- TASK
Look through the listing and locate every line containing the word "name"; copy those lines.

Records from a data collection
--- BEGIN ---
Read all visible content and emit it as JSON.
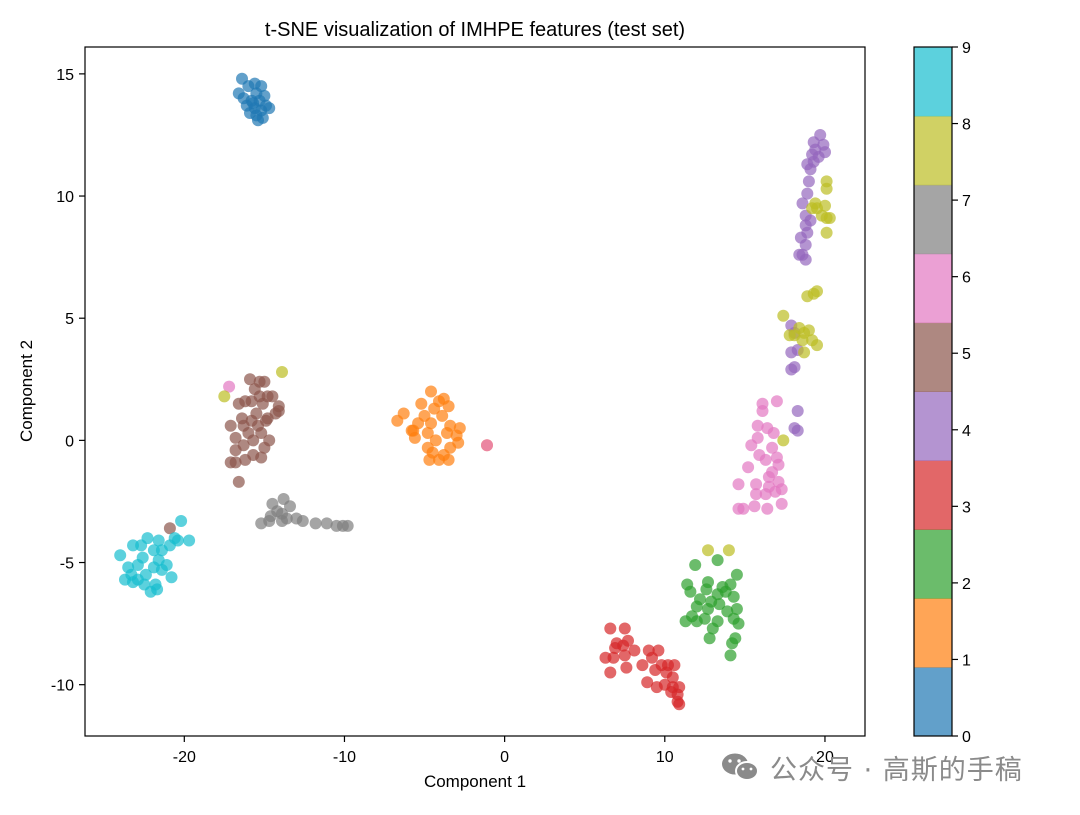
{
  "chart_data": {
    "type": "scatter",
    "title": "t-SNE visualization of IMHPE features (test set)",
    "xlabel": "Component 1",
    "ylabel": "Component 2",
    "xlim": [
      -26.2,
      22.5
    ],
    "ylim": [
      -12.1,
      16.1
    ],
    "xticks": [
      -20,
      -10,
      0,
      10,
      20
    ],
    "yticks": [
      -10,
      -5,
      0,
      5,
      10,
      15
    ],
    "xtick_labels": [
      "-20",
      "-10",
      "0",
      "10",
      "20"
    ],
    "ytick_labels": [
      "-10",
      "-5",
      "0",
      "5",
      "10",
      "15"
    ],
    "grid": false,
    "colormap": "tab10",
    "series": [
      {
        "name": "0",
        "color": "#1f77b4",
        "points": [
          [
            -16.4,
            14.8
          ],
          [
            -15.6,
            14.6
          ],
          [
            -15.2,
            14.5
          ],
          [
            -16.0,
            14.5
          ],
          [
            -15.5,
            14.2
          ],
          [
            -16.6,
            14.2
          ],
          [
            -15.0,
            14.1
          ],
          [
            -16.3,
            14.0
          ],
          [
            -15.8,
            13.9
          ],
          [
            -15.3,
            13.9
          ],
          [
            -14.9,
            13.7
          ],
          [
            -16.1,
            13.7
          ],
          [
            -15.6,
            13.6
          ],
          [
            -14.7,
            13.6
          ],
          [
            -15.2,
            13.5
          ],
          [
            -15.9,
            13.4
          ],
          [
            -15.5,
            13.3
          ],
          [
            -15.4,
            13.1
          ],
          [
            -15.1,
            13.2
          ],
          [
            -15.7,
            13.8
          ]
        ]
      },
      {
        "name": "1",
        "color": "#ff7f0e",
        "points": [
          [
            -4.6,
            2.0
          ],
          [
            -3.8,
            1.7
          ],
          [
            -4.1,
            1.6
          ],
          [
            -5.2,
            1.5
          ],
          [
            -3.5,
            1.4
          ],
          [
            -4.4,
            1.3
          ],
          [
            -6.3,
            1.1
          ],
          [
            -5.0,
            1.0
          ],
          [
            -3.9,
            1.0
          ],
          [
            -6.7,
            0.8
          ],
          [
            -5.4,
            0.7
          ],
          [
            -4.6,
            0.7
          ],
          [
            -3.4,
            0.6
          ],
          [
            -2.8,
            0.5
          ],
          [
            -5.8,
            0.4
          ],
          [
            -4.8,
            0.3
          ],
          [
            -3.6,
            0.3
          ],
          [
            -3.0,
            0.2
          ],
          [
            -5.6,
            0.1
          ],
          [
            -4.3,
            0.0
          ],
          [
            -2.9,
            -0.1
          ],
          [
            -4.8,
            -0.3
          ],
          [
            -3.4,
            -0.3
          ],
          [
            -4.5,
            -0.5
          ],
          [
            -3.8,
            -0.6
          ],
          [
            -4.7,
            -0.8
          ],
          [
            -3.5,
            -0.8
          ],
          [
            -4.1,
            -0.8
          ],
          [
            -1.1,
            -0.2
          ],
          [
            -5.7,
            0.4
          ]
        ]
      },
      {
        "name": "2",
        "color": "#2ca02c",
        "points": [
          [
            11.9,
            -5.1
          ],
          [
            13.3,
            -4.9
          ],
          [
            14.5,
            -5.5
          ],
          [
            12.7,
            -5.8
          ],
          [
            11.4,
            -5.9
          ],
          [
            13.6,
            -6.0
          ],
          [
            14.1,
            -5.9
          ],
          [
            11.6,
            -6.2
          ],
          [
            12.6,
            -6.1
          ],
          [
            13.3,
            -6.3
          ],
          [
            13.8,
            -6.2
          ],
          [
            12.2,
            -6.5
          ],
          [
            12.9,
            -6.6
          ],
          [
            14.3,
            -6.4
          ],
          [
            12.0,
            -6.8
          ],
          [
            12.7,
            -6.9
          ],
          [
            13.4,
            -6.7
          ],
          [
            14.5,
            -6.9
          ],
          [
            11.7,
            -7.2
          ],
          [
            12.5,
            -7.3
          ],
          [
            13.9,
            -7.0
          ],
          [
            14.3,
            -7.3
          ],
          [
            11.3,
            -7.4
          ],
          [
            12.0,
            -7.4
          ],
          [
            13.3,
            -7.4
          ],
          [
            14.6,
            -7.5
          ],
          [
            13.0,
            -7.7
          ],
          [
            14.4,
            -8.1
          ],
          [
            12.8,
            -8.1
          ],
          [
            14.2,
            -8.3
          ],
          [
            14.1,
            -8.8
          ]
        ]
      },
      {
        "name": "3",
        "color": "#d62728",
        "points": [
          [
            6.6,
            -7.7
          ],
          [
            7.5,
            -7.7
          ],
          [
            7.7,
            -8.2
          ],
          [
            7.0,
            -8.3
          ],
          [
            6.9,
            -8.5
          ],
          [
            7.4,
            -8.4
          ],
          [
            8.1,
            -8.6
          ],
          [
            9.0,
            -8.6
          ],
          [
            9.6,
            -8.6
          ],
          [
            6.3,
            -8.9
          ],
          [
            6.8,
            -8.9
          ],
          [
            7.5,
            -8.8
          ],
          [
            9.2,
            -8.9
          ],
          [
            8.6,
            -9.2
          ],
          [
            7.6,
            -9.3
          ],
          [
            9.8,
            -9.2
          ],
          [
            10.2,
            -9.2
          ],
          [
            10.6,
            -9.2
          ],
          [
            6.6,
            -9.5
          ],
          [
            9.4,
            -9.4
          ],
          [
            10.1,
            -9.5
          ],
          [
            10.5,
            -9.7
          ],
          [
            8.9,
            -9.9
          ],
          [
            9.5,
            -10.1
          ],
          [
            10.0,
            -10.0
          ],
          [
            10.5,
            -10.1
          ],
          [
            10.9,
            -10.1
          ],
          [
            10.4,
            -10.3
          ],
          [
            10.8,
            -10.4
          ],
          [
            10.8,
            -10.7
          ],
          [
            10.9,
            -10.8
          ]
        ]
      },
      {
        "name": "4",
        "color": "#9467bd",
        "points": [
          [
            19.7,
            12.5
          ],
          [
            19.3,
            12.2
          ],
          [
            19.9,
            12.1
          ],
          [
            19.4,
            11.9
          ],
          [
            20.0,
            11.8
          ],
          [
            19.2,
            11.7
          ],
          [
            19.6,
            11.6
          ],
          [
            19.3,
            11.4
          ],
          [
            18.9,
            11.3
          ],
          [
            19.1,
            11.1
          ],
          [
            19.0,
            10.6
          ],
          [
            18.9,
            10.1
          ],
          [
            18.6,
            9.7
          ],
          [
            18.8,
            9.2
          ],
          [
            19.1,
            9.0
          ],
          [
            18.8,
            8.8
          ],
          [
            18.9,
            8.5
          ],
          [
            18.5,
            8.3
          ],
          [
            18.8,
            8.0
          ],
          [
            18.6,
            7.6
          ],
          [
            18.8,
            7.4
          ],
          [
            18.4,
            7.6
          ],
          [
            17.9,
            4.7
          ],
          [
            18.1,
            4.4
          ],
          [
            17.9,
            3.6
          ],
          [
            18.3,
            3.7
          ],
          [
            18.1,
            3.0
          ],
          [
            17.9,
            2.9
          ],
          [
            18.3,
            1.2
          ],
          [
            18.1,
            0.5
          ],
          [
            18.3,
            0.4
          ]
        ]
      },
      {
        "name": "5",
        "color": "#8c564b",
        "points": [
          [
            -15.9,
            2.5
          ],
          [
            -15.3,
            2.4
          ],
          [
            -15.0,
            2.4
          ],
          [
            -15.6,
            2.1
          ],
          [
            -14.8,
            1.8
          ],
          [
            -14.5,
            1.8
          ],
          [
            -15.3,
            1.8
          ],
          [
            -15.8,
            1.6
          ],
          [
            -16.2,
            1.6
          ],
          [
            -16.6,
            1.5
          ],
          [
            -15.1,
            1.5
          ],
          [
            -14.1,
            1.2
          ],
          [
            -15.5,
            1.1
          ],
          [
            -16.4,
            0.9
          ],
          [
            -14.3,
            1.1
          ],
          [
            -14.8,
            0.9
          ],
          [
            -15.8,
            0.8
          ],
          [
            -17.1,
            0.6
          ],
          [
            -16.3,
            0.6
          ],
          [
            -15.4,
            0.6
          ],
          [
            -14.9,
            0.8
          ],
          [
            -16.0,
            0.3
          ],
          [
            -15.2,
            0.3
          ],
          [
            -16.8,
            0.1
          ],
          [
            -15.7,
            0.0
          ],
          [
            -14.7,
            0.0
          ],
          [
            -16.3,
            -0.2
          ],
          [
            -15.0,
            -0.3
          ],
          [
            -16.8,
            -0.4
          ],
          [
            -15.7,
            -0.6
          ],
          [
            -15.2,
            -0.7
          ],
          [
            -16.2,
            -0.8
          ],
          [
            -16.8,
            -0.9
          ],
          [
            -17.1,
            -0.9
          ],
          [
            -16.6,
            -1.7
          ],
          [
            -14.1,
            1.4
          ],
          [
            -20.9,
            -3.6
          ]
        ]
      },
      {
        "name": "6",
        "color": "#e377c2",
        "points": [
          [
            17.0,
            1.6
          ],
          [
            16.1,
            1.5
          ],
          [
            16.1,
            1.2
          ],
          [
            15.8,
            0.6
          ],
          [
            16.4,
            0.5
          ],
          [
            15.8,
            0.1
          ],
          [
            16.8,
            0.3
          ],
          [
            15.4,
            -0.2
          ],
          [
            16.7,
            -0.3
          ],
          [
            15.9,
            -0.6
          ],
          [
            17.0,
            -0.7
          ],
          [
            16.3,
            -0.8
          ],
          [
            17.1,
            -1.0
          ],
          [
            15.2,
            -1.1
          ],
          [
            16.7,
            -1.3
          ],
          [
            16.5,
            -1.5
          ],
          [
            17.1,
            -1.7
          ],
          [
            15.7,
            -1.8
          ],
          [
            16.5,
            -1.9
          ],
          [
            14.6,
            -1.8
          ],
          [
            17.3,
            -2.0
          ],
          [
            15.7,
            -2.2
          ],
          [
            16.3,
            -2.2
          ],
          [
            16.9,
            -2.1
          ],
          [
            15.6,
            -2.7
          ],
          [
            14.6,
            -2.8
          ],
          [
            14.9,
            -2.8
          ],
          [
            16.4,
            -2.8
          ],
          [
            17.3,
            -2.6
          ],
          [
            -17.2,
            2.2
          ],
          [
            -1.1,
            -0.2
          ]
        ]
      },
      {
        "name": "7",
        "color": "#7f7f7f",
        "points": [
          [
            -14.5,
            -2.6
          ],
          [
            -13.8,
            -2.4
          ],
          [
            -13.4,
            -2.7
          ],
          [
            -14.2,
            -2.9
          ],
          [
            -13.9,
            -3.0
          ],
          [
            -14.6,
            -3.1
          ],
          [
            -13.6,
            -3.2
          ],
          [
            -13.0,
            -3.2
          ],
          [
            -12.6,
            -3.3
          ],
          [
            -14.7,
            -3.3
          ],
          [
            -13.9,
            -3.3
          ],
          [
            -11.8,
            -3.4
          ],
          [
            -11.1,
            -3.4
          ],
          [
            -10.5,
            -3.5
          ],
          [
            -10.1,
            -3.5
          ],
          [
            -9.8,
            -3.5
          ],
          [
            -15.2,
            -3.4
          ]
        ]
      },
      {
        "name": "8",
        "color": "#bcbd22",
        "points": [
          [
            20.1,
            10.6
          ],
          [
            20.1,
            10.3
          ],
          [
            19.4,
            9.7
          ],
          [
            20.0,
            9.6
          ],
          [
            19.5,
            9.5
          ],
          [
            19.2,
            9.5
          ],
          [
            20.3,
            9.1
          ],
          [
            20.1,
            9.1
          ],
          [
            19.8,
            9.2
          ],
          [
            20.1,
            8.5
          ],
          [
            19.5,
            6.1
          ],
          [
            19.3,
            6.0
          ],
          [
            18.9,
            5.9
          ],
          [
            17.4,
            5.1
          ],
          [
            18.4,
            4.6
          ],
          [
            19.0,
            4.5
          ],
          [
            18.7,
            4.4
          ],
          [
            18.1,
            4.3
          ],
          [
            18.6,
            4.1
          ],
          [
            19.2,
            4.1
          ],
          [
            19.5,
            3.9
          ],
          [
            17.8,
            4.3
          ],
          [
            18.7,
            3.6
          ],
          [
            17.4,
            0.0
          ],
          [
            12.7,
            -4.5
          ],
          [
            14.0,
            -4.5
          ],
          [
            -13.9,
            2.8
          ],
          [
            -17.5,
            1.8
          ]
        ]
      },
      {
        "name": "9",
        "color": "#17becf",
        "points": [
          [
            -20.2,
            -3.3
          ],
          [
            -22.3,
            -4.0
          ],
          [
            -21.6,
            -4.1
          ],
          [
            -20.6,
            -4.0
          ],
          [
            -19.7,
            -4.1
          ],
          [
            -22.7,
            -4.3
          ],
          [
            -23.2,
            -4.3
          ],
          [
            -21.9,
            -4.5
          ],
          [
            -21.4,
            -4.5
          ],
          [
            -20.9,
            -4.3
          ],
          [
            -24.0,
            -4.7
          ],
          [
            -22.6,
            -4.8
          ],
          [
            -21.6,
            -4.9
          ],
          [
            -23.5,
            -5.2
          ],
          [
            -22.9,
            -5.1
          ],
          [
            -21.9,
            -5.2
          ],
          [
            -21.1,
            -5.1
          ],
          [
            -22.4,
            -5.5
          ],
          [
            -23.7,
            -5.7
          ],
          [
            -21.4,
            -5.3
          ],
          [
            -20.8,
            -5.6
          ],
          [
            -23.2,
            -5.8
          ],
          [
            -22.5,
            -5.9
          ],
          [
            -21.8,
            -5.9
          ],
          [
            -23.3,
            -5.5
          ],
          [
            -22.1,
            -6.2
          ],
          [
            -21.7,
            -6.1
          ],
          [
            -22.9,
            -5.7
          ],
          [
            -20.4,
            -4.1
          ]
        ]
      }
    ],
    "colorbar": {
      "ticks": [
        "0",
        "1",
        "2",
        "3",
        "4",
        "5",
        "6",
        "7",
        "8",
        "9"
      ],
      "colors": [
        "#1f77b4",
        "#ff7f0e",
        "#2ca02c",
        "#d62728",
        "#9467bd",
        "#8c564b",
        "#e377c2",
        "#7f7f7f",
        "#bcbd22",
        "#17becf"
      ],
      "position": "right"
    }
  },
  "watermark": {
    "text": "公众号 · 高斯的手稿",
    "icon": "wechat-icon"
  }
}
--- END ---
- TASK RESULT
        "name": "0",
        "name": "1",
        "name": "2",
        "name": "3",
        "name": "4",
        "name": "5",
        "name": "6",
        "name": "7",
        "name": "8",
        "name": "9",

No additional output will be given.